▸ **PROVIDED RECORDS**

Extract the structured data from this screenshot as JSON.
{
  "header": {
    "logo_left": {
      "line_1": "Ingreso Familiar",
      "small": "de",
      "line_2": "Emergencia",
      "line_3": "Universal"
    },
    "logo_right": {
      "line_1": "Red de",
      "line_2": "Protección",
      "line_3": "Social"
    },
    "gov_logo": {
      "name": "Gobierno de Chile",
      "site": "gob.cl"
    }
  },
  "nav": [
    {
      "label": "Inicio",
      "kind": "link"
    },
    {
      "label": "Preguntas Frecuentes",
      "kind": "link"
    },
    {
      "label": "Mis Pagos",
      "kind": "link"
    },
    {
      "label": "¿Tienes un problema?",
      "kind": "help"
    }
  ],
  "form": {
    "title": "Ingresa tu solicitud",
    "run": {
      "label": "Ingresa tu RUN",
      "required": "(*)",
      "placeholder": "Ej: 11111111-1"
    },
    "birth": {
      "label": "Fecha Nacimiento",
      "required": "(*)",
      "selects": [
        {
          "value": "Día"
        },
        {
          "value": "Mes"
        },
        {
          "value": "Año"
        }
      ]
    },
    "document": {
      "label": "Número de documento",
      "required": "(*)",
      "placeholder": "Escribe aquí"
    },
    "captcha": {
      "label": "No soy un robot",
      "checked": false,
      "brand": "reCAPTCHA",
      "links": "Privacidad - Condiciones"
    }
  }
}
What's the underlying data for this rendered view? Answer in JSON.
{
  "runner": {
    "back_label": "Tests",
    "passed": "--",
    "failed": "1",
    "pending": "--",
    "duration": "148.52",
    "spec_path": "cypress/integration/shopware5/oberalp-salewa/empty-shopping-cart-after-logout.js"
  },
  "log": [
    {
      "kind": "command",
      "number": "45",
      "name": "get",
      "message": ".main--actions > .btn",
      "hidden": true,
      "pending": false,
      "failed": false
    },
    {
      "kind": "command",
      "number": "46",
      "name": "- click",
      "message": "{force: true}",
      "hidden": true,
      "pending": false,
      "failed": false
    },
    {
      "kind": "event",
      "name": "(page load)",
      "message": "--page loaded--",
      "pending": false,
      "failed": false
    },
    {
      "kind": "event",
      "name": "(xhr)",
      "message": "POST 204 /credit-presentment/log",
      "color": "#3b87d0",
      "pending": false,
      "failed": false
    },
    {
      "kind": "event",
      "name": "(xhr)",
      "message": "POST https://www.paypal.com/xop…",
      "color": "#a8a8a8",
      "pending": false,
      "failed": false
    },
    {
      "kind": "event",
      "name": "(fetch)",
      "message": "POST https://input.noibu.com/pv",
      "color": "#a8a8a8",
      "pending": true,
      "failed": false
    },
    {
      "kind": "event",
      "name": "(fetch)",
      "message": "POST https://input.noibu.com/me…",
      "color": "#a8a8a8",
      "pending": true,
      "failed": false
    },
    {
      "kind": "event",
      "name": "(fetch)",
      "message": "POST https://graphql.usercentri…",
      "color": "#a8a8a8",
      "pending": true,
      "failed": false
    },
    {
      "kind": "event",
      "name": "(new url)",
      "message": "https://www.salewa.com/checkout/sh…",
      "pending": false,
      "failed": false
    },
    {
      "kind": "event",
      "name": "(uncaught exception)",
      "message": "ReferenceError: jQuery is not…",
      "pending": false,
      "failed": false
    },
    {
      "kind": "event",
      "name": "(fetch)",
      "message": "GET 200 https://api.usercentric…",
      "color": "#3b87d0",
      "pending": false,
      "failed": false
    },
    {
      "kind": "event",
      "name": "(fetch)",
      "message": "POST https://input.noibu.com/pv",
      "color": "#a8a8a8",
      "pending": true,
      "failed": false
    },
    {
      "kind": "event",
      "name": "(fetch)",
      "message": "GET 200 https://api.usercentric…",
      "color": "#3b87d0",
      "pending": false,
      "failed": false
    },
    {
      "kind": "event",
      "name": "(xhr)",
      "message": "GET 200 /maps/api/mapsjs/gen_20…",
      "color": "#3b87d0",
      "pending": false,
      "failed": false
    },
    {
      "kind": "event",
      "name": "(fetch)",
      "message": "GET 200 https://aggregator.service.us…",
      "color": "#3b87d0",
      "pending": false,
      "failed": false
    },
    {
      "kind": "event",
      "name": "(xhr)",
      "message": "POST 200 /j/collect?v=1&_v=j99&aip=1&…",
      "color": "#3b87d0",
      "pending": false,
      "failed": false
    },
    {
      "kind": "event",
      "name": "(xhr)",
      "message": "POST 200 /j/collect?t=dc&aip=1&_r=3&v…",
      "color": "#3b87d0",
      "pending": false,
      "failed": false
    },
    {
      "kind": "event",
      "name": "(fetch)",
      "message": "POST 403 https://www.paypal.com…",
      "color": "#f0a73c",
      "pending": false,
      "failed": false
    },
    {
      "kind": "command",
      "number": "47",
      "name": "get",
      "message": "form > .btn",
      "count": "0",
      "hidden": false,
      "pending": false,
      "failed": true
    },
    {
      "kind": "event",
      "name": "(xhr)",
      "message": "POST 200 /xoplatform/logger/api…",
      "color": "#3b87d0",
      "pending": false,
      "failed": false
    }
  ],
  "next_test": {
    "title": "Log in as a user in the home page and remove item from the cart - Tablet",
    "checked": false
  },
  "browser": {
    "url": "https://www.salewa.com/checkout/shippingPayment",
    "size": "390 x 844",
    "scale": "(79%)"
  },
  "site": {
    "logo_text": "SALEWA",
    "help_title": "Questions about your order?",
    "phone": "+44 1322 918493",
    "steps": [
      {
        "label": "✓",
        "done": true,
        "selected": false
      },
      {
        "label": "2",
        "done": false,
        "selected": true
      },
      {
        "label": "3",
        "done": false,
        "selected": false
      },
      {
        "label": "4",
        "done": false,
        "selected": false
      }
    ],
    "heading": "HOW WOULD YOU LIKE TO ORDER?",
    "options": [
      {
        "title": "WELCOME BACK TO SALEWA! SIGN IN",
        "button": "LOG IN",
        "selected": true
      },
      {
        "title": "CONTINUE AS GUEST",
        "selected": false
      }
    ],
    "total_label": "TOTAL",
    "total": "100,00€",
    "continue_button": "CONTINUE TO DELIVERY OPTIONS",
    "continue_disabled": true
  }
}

▸ **WHAT IS BEING ASKED**
Gather from the data above every line with the string "collect".

▸ **REPLY**
      "message": "POST 200 /j/collect?v=1&_v=j99&aip=1&…",
      "message": "POST 200 /j/collect?t=dc&aip=1&_r=3&v…",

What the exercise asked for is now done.